>> start Raw records

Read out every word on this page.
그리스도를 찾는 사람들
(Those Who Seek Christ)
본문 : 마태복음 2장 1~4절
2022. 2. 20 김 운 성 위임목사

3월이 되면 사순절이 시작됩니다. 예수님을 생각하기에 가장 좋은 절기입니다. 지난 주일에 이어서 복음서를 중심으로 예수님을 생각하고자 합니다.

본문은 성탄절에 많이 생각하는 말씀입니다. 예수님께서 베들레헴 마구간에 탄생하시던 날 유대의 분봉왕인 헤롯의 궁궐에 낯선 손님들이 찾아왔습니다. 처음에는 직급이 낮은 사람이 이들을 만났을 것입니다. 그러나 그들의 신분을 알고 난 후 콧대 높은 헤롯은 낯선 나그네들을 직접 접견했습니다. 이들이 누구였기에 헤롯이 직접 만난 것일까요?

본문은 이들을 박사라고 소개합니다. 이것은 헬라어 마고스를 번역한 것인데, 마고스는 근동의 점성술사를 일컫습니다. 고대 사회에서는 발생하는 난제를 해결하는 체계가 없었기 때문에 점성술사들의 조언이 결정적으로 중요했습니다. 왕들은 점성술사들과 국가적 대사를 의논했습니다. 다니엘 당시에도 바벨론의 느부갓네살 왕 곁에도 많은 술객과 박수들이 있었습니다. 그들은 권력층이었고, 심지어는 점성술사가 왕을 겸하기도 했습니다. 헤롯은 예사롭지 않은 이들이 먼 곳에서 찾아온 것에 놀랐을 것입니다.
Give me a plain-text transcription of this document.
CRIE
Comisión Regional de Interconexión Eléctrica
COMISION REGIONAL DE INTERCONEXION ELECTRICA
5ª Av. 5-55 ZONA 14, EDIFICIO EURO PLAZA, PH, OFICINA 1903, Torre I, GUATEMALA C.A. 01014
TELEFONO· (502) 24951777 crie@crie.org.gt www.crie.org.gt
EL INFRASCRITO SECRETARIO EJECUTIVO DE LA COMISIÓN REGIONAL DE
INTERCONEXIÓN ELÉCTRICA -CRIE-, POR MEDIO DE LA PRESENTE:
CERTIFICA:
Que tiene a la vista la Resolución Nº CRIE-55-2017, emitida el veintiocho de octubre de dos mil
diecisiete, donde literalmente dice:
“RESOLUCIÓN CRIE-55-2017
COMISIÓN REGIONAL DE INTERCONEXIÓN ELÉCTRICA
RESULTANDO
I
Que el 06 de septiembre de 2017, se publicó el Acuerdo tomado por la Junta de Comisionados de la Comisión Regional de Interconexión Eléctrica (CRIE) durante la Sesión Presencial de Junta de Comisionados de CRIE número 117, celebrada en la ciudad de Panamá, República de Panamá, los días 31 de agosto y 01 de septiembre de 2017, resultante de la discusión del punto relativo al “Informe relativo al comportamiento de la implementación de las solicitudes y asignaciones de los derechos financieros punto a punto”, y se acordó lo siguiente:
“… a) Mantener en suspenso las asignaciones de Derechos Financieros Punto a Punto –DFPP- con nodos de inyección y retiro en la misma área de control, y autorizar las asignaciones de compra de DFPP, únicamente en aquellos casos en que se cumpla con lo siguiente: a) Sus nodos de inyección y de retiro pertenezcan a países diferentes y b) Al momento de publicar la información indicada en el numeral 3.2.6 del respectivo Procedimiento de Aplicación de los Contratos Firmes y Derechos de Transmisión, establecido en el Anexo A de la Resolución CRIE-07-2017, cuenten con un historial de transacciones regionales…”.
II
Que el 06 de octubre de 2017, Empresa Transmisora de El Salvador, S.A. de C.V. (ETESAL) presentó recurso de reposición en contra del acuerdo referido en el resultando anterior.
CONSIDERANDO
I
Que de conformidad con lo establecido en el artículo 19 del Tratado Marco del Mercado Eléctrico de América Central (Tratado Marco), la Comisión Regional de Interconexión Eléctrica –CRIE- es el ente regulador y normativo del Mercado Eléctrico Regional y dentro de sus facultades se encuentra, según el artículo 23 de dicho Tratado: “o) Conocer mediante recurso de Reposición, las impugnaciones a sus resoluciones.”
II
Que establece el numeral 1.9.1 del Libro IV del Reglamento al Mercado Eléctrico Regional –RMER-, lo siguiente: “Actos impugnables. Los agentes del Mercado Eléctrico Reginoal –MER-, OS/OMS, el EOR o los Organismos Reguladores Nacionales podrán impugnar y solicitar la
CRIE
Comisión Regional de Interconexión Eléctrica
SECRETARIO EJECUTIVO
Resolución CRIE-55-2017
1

>> end Raw records

■ **Written problem**:
Look through the data above. Each line containing the word "numeral" needs to be copied.

■ **Solution for this task**:
“… a) Mantener en suspenso las asignaciones de Derechos Financieros Punto a Punto –DFPP- con nodos de inyección y retiro en la misma área de control, y autorizar las asignaciones de compra de DFPP, únicamente en aquellos casos en que se cumpla con lo siguiente: a) Sus nodos de inyección y de retiro pertenezcan a países diferentes y b) Al momento de publicar la información indicada en el numeral 3.2.6 del respectivo Procedimiento de Aplicación de los Contratos Firmes y Derechos de Transmisión, establecido en el Anexo A de la Resolución CRIE-07-2017, cuenten con un historial de transacciones regionales…”.
Que establece el numeral 1.9.1 del Libro IV del Reglamento al Mercado Eléctrico Regional –RMER-, lo siguiente: “Actos impugnables. Los agentes del Mercado Eléctrico Reginoal –MER-, OS/OMS, el EOR o los Organismos Reguladores Nacionales podrán impugnar y solicitar la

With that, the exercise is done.